● **Data for this exercise**:
——————

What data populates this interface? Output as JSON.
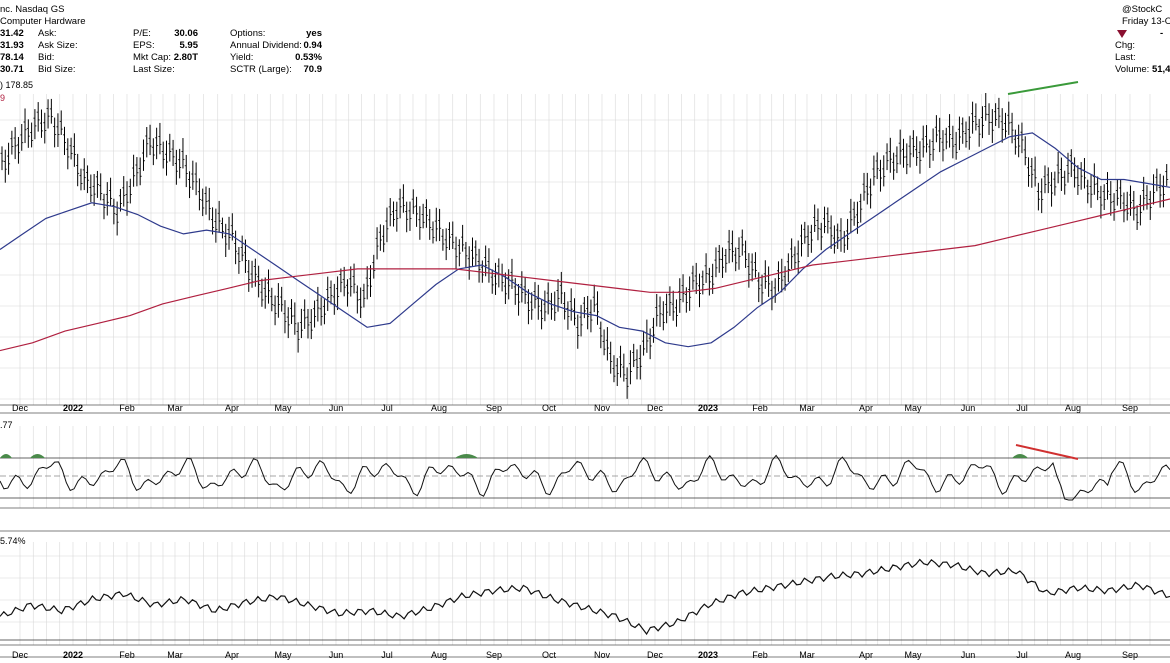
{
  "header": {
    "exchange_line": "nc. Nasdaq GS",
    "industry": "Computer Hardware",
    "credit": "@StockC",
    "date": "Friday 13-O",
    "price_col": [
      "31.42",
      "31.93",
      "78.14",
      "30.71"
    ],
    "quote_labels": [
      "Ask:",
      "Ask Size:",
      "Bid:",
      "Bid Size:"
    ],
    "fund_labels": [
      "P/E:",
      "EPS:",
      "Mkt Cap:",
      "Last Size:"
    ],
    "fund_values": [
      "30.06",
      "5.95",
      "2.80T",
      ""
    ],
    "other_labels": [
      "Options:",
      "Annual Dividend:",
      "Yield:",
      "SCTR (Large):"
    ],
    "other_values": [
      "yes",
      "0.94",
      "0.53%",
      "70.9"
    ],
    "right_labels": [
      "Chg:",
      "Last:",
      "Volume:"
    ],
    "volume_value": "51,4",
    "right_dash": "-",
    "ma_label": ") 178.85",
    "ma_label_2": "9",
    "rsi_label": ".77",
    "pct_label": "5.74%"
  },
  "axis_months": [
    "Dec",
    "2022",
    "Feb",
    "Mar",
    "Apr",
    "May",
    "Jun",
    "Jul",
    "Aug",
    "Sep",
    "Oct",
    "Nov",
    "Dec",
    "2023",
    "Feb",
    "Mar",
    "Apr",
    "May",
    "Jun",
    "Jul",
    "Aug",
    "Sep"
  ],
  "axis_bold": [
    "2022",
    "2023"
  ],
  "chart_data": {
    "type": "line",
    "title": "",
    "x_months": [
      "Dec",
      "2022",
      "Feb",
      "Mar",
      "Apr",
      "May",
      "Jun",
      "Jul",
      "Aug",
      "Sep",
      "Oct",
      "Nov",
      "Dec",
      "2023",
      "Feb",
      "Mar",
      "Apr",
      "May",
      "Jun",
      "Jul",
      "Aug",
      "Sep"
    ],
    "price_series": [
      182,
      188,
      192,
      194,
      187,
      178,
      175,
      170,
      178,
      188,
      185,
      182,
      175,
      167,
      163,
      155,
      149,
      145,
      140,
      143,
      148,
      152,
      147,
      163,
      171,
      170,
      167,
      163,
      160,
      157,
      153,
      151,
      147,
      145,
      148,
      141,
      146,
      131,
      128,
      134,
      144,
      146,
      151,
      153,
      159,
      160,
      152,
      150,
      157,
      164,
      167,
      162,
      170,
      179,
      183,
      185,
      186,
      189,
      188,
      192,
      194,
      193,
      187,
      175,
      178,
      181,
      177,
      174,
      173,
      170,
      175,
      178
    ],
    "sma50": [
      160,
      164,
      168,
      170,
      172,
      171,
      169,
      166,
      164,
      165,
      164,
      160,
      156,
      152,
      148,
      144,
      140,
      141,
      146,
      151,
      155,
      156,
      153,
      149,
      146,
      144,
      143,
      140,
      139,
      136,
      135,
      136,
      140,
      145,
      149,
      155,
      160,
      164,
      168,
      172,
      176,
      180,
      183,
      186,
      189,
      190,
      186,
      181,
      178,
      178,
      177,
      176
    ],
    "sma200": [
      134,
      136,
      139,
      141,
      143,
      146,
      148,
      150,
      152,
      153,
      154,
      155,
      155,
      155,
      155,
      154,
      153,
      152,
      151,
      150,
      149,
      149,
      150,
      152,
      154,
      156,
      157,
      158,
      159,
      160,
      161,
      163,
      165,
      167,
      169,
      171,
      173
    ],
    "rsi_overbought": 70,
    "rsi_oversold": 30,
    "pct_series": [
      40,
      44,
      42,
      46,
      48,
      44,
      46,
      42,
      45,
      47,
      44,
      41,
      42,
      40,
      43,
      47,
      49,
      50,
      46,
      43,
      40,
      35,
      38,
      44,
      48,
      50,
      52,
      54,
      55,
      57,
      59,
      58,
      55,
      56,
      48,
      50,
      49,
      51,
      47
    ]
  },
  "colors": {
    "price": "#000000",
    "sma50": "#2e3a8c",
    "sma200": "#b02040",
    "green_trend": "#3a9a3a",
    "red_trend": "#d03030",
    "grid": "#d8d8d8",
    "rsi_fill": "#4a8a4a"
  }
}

——————

● **Stated task**:
All of the entries above should be copied exactly, except for the pictures.

● **Full response**:
What data populates this interface? Output as JSON.
{
  "header": {
    "exchange_line": "nc. Nasdaq GS",
    "industry": "Computer Hardware",
    "credit": "@StockC",
    "date": "Friday 13-O",
    "price_col": [
      "31.42",
      "31.93",
      "78.14",
      "30.71"
    ],
    "quote_labels": [
      "Ask:",
      "Ask Size:",
      "Bid:",
      "Bid Size:"
    ],
    "fund_labels": [
      "P/E:",
      "EPS:",
      "Mkt Cap:",
      "Last Size:"
    ],
    "fund_values": [
      "30.06",
      "5.95",
      "2.80T",
      ""
    ],
    "other_labels": [
      "Options:",
      "Annual Dividend:",
      "Yield:",
      "SCTR (Large):"
    ],
    "other_values": [
      "yes",
      "0.94",
      "0.53%",
      "70.9"
    ],
    "right_labels": [
      "Chg:",
      "Last:",
      "Volume:"
    ],
    "volume_value": "51,4",
    "right_dash": "-",
    "ma_label": ") 178.85",
    "ma_label_2": "9",
    "rsi_label": ".77",
    "pct_label": "5.74%"
  },
  "axis_months": [
    "Dec",
    "2022",
    "Feb",
    "Mar",
    "Apr",
    "May",
    "Jun",
    "Jul",
    "Aug",
    "Sep",
    "Oct",
    "Nov",
    "Dec",
    "2023",
    "Feb",
    "Mar",
    "Apr",
    "May",
    "Jun",
    "Jul",
    "Aug",
    "Sep"
  ],
  "axis_bold": [
    "2022",
    "2023"
  ],
  "chart_data": {
    "type": "line",
    "title": "",
    "x_months": [
      "Dec",
      "2022",
      "Feb",
      "Mar",
      "Apr",
      "May",
      "Jun",
      "Jul",
      "Aug",
      "Sep",
      "Oct",
      "Nov",
      "Dec",
      "2023",
      "Feb",
      "Mar",
      "Apr",
      "May",
      "Jun",
      "Jul",
      "Aug",
      "Sep"
    ],
    "price_series": [
      182,
      188,
      192,
      194,
      187,
      178,
      175,
      170,
      178,
      188,
      185,
      182,
      175,
      167,
      163,
      155,
      149,
      145,
      140,
      143,
      148,
      152,
      147,
      163,
      171,
      170,
      167,
      163,
      160,
      157,
      153,
      151,
      147,
      145,
      148,
      141,
      146,
      131,
      128,
      134,
      144,
      146,
      151,
      153,
      159,
      160,
      152,
      150,
      157,
      164,
      167,
      162,
      170,
      179,
      183,
      185,
      186,
      189,
      188,
      192,
      194,
      193,
      187,
      175,
      178,
      181,
      177,
      174,
      173,
      170,
      175,
      178
    ],
    "sma50": [
      160,
      164,
      168,
      170,
      172,
      171,
      169,
      166,
      164,
      165,
      164,
      160,
      156,
      152,
      148,
      144,
      140,
      141,
      146,
      151,
      155,
      156,
      153,
      149,
      146,
      144,
      143,
      140,
      139,
      136,
      135,
      136,
      140,
      145,
      149,
      155,
      160,
      164,
      168,
      172,
      176,
      180,
      183,
      186,
      189,
      190,
      186,
      181,
      178,
      178,
      177,
      176
    ],
    "sma200": [
      134,
      136,
      139,
      141,
      143,
      146,
      148,
      150,
      152,
      153,
      154,
      155,
      155,
      155,
      155,
      154,
      153,
      152,
      151,
      150,
      149,
      149,
      150,
      152,
      154,
      156,
      157,
      158,
      159,
      160,
      161,
      163,
      165,
      167,
      169,
      171,
      173
    ],
    "rsi_overbought": 70,
    "rsi_oversold": 30,
    "pct_series": [
      40,
      44,
      42,
      46,
      48,
      44,
      46,
      42,
      45,
      47,
      44,
      41,
      42,
      40,
      43,
      47,
      49,
      50,
      46,
      43,
      40,
      35,
      38,
      44,
      48,
      50,
      52,
      54,
      55,
      57,
      59,
      58,
      55,
      56,
      48,
      50,
      49,
      51,
      47
    ]
  },
  "colors": {
    "price": "#000000",
    "sma50": "#2e3a8c",
    "sma200": "#b02040",
    "green_trend": "#3a9a3a",
    "red_trend": "#d03030",
    "grid": "#d8d8d8",
    "rsi_fill": "#4a8a4a"
  }
}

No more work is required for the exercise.